** Start of Records to use **
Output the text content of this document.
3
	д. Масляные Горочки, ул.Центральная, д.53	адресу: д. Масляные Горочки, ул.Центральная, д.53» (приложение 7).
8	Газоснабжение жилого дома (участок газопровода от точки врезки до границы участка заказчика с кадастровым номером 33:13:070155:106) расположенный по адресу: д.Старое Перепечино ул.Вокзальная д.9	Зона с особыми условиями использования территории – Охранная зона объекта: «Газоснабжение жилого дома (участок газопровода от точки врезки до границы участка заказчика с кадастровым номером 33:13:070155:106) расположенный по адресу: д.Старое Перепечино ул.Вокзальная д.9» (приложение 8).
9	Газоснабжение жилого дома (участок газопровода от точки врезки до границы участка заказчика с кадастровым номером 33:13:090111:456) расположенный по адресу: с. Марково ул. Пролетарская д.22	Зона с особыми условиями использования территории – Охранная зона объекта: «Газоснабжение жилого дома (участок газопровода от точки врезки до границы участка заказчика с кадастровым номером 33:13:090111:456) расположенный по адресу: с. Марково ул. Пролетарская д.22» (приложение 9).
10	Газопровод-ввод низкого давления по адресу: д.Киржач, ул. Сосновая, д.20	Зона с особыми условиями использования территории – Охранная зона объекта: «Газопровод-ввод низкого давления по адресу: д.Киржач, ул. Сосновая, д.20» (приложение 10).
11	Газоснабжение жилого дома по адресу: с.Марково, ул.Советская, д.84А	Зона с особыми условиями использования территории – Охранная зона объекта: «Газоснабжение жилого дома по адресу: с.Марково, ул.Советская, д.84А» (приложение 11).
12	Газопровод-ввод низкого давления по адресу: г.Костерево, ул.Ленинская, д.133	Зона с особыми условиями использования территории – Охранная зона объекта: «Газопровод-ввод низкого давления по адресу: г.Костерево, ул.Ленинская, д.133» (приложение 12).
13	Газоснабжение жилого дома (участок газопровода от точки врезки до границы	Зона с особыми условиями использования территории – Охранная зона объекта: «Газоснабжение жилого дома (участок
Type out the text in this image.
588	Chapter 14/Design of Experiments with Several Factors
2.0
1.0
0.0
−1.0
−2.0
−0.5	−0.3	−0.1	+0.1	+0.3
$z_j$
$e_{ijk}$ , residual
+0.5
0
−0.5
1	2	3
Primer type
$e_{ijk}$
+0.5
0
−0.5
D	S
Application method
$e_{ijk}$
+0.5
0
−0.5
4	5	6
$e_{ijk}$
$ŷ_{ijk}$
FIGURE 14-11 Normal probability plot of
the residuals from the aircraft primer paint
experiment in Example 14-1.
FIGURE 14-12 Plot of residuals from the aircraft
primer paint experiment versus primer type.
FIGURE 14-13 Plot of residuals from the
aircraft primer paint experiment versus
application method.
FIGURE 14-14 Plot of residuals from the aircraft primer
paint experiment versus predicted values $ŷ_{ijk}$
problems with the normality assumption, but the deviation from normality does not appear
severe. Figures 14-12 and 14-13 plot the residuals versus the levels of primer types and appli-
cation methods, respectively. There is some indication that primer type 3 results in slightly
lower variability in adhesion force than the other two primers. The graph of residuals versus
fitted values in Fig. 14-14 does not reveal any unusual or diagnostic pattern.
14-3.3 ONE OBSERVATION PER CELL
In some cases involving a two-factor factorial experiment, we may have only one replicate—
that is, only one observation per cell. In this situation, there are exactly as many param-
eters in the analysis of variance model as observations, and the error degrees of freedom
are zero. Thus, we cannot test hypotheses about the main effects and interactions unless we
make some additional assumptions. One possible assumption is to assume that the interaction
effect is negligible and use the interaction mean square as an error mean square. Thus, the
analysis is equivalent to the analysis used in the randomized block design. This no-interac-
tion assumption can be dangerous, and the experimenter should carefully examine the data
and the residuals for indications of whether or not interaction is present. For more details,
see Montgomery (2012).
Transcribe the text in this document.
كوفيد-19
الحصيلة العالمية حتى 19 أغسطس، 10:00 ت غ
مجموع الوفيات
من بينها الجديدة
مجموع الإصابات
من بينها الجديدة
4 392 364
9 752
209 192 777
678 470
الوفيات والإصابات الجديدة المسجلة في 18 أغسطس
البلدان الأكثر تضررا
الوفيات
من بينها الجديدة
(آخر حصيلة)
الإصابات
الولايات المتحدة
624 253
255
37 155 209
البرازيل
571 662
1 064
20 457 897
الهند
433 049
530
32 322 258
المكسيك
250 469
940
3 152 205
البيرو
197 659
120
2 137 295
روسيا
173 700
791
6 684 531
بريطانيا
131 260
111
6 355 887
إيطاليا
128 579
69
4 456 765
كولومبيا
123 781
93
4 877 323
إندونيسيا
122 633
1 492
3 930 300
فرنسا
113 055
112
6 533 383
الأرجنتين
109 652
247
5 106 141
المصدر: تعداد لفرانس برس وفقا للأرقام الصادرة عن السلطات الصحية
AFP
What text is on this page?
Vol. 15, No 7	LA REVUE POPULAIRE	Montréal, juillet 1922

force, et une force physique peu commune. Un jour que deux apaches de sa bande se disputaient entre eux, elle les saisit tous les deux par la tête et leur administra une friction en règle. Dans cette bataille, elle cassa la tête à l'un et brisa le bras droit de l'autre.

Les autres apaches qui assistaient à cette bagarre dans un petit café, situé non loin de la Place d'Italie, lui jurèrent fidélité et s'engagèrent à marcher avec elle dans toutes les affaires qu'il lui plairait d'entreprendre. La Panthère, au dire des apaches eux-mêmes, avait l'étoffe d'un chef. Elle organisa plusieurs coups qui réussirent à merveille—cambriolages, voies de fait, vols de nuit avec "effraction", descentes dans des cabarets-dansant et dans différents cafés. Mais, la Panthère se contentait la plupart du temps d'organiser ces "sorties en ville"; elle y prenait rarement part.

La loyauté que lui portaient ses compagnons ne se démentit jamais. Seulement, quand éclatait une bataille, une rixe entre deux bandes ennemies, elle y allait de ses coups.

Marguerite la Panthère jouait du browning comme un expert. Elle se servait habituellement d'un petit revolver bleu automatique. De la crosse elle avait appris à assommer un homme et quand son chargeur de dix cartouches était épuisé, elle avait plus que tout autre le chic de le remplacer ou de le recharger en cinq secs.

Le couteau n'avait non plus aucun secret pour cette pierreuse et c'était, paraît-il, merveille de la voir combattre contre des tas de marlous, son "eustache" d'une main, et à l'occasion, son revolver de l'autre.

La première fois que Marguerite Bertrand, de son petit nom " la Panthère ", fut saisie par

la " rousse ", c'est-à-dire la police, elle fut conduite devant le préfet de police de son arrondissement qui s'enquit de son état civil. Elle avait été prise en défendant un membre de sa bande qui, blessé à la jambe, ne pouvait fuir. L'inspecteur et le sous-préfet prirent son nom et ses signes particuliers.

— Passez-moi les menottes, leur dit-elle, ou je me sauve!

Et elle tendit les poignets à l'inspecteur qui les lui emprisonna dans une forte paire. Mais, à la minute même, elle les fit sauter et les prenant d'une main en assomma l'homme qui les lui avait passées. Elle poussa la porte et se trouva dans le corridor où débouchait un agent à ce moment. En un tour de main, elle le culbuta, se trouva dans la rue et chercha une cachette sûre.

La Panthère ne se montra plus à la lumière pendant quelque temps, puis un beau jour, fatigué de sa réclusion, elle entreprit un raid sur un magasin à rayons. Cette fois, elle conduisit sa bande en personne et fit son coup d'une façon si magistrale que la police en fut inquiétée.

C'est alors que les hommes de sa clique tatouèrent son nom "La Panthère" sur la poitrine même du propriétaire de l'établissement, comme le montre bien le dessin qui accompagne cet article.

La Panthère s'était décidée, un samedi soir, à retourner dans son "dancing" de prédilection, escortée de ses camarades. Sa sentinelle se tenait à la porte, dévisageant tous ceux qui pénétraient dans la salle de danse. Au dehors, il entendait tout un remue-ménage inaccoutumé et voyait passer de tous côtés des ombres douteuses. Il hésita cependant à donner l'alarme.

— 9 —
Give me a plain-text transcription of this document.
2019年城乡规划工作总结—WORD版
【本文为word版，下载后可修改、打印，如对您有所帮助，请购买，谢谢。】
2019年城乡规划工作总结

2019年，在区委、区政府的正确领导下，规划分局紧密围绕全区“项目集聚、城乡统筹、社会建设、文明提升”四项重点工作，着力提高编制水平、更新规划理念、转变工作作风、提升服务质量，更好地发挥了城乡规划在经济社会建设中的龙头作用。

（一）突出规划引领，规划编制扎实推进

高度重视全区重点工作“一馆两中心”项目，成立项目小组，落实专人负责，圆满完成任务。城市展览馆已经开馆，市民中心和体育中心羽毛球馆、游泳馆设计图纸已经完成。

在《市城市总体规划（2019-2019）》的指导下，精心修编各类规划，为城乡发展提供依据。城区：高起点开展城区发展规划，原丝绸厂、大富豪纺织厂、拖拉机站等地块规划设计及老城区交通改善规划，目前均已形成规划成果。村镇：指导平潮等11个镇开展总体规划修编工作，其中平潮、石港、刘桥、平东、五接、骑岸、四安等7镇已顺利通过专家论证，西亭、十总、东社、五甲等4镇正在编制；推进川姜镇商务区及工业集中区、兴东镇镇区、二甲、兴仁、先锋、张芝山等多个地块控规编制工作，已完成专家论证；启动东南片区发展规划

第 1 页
** End of Records to use **
Your goal >>
Give back exactly the lines beginning at the one with "Give me a plain-text" and ending at the final line of the material; both boundary lines belong in it.

Solution to this problem >>
Give me a plain-text transcription of this document.
2019年城乡规划工作总结—WORD版
【本文为word版，下载后可修改、打印，如对您有所帮助，请购买，谢谢。】
2019年城乡规划工作总结

2019年，在区委、区政府的正确领导下，规划分局紧密围绕全区“项目集聚、城乡统筹、社会建设、文明提升”四项重点工作，着力提高编制水平、更新规划理念、转变工作作风、提升服务质量，更好地发挥了城乡规划在经济社会建设中的龙头作用。

（一）突出规划引领，规划编制扎实推进

高度重视全区重点工作“一馆两中心”项目，成立项目小组，落实专人负责，圆满完成任务。城市展览馆已经开馆，市民中心和体育中心羽毛球馆、游泳馆设计图纸已经完成。

在《市城市总体规划（2019-2019）》的指导下，精心修编各类规划，为城乡发展提供依据。城区：高起点开展城区发展规划，原丝绸厂、大富豪纺织厂、拖拉机站等地块规划设计及老城区交通改善规划，目前均已形成规划成果。村镇：指导平潮等11个镇开展总体规划修编工作，其中平潮、石港、刘桥、平东、五接、骑岸、四安等7镇已顺利通过专家论证，西亭、十总、东社、五甲等4镇正在编制；推进川姜镇商务区及工业集中区、兴东镇镇区、二甲、兴仁、先锋、张芝山等多个地块控规编制工作，已完成专家论证；启动东南片区发展规划

第 1 页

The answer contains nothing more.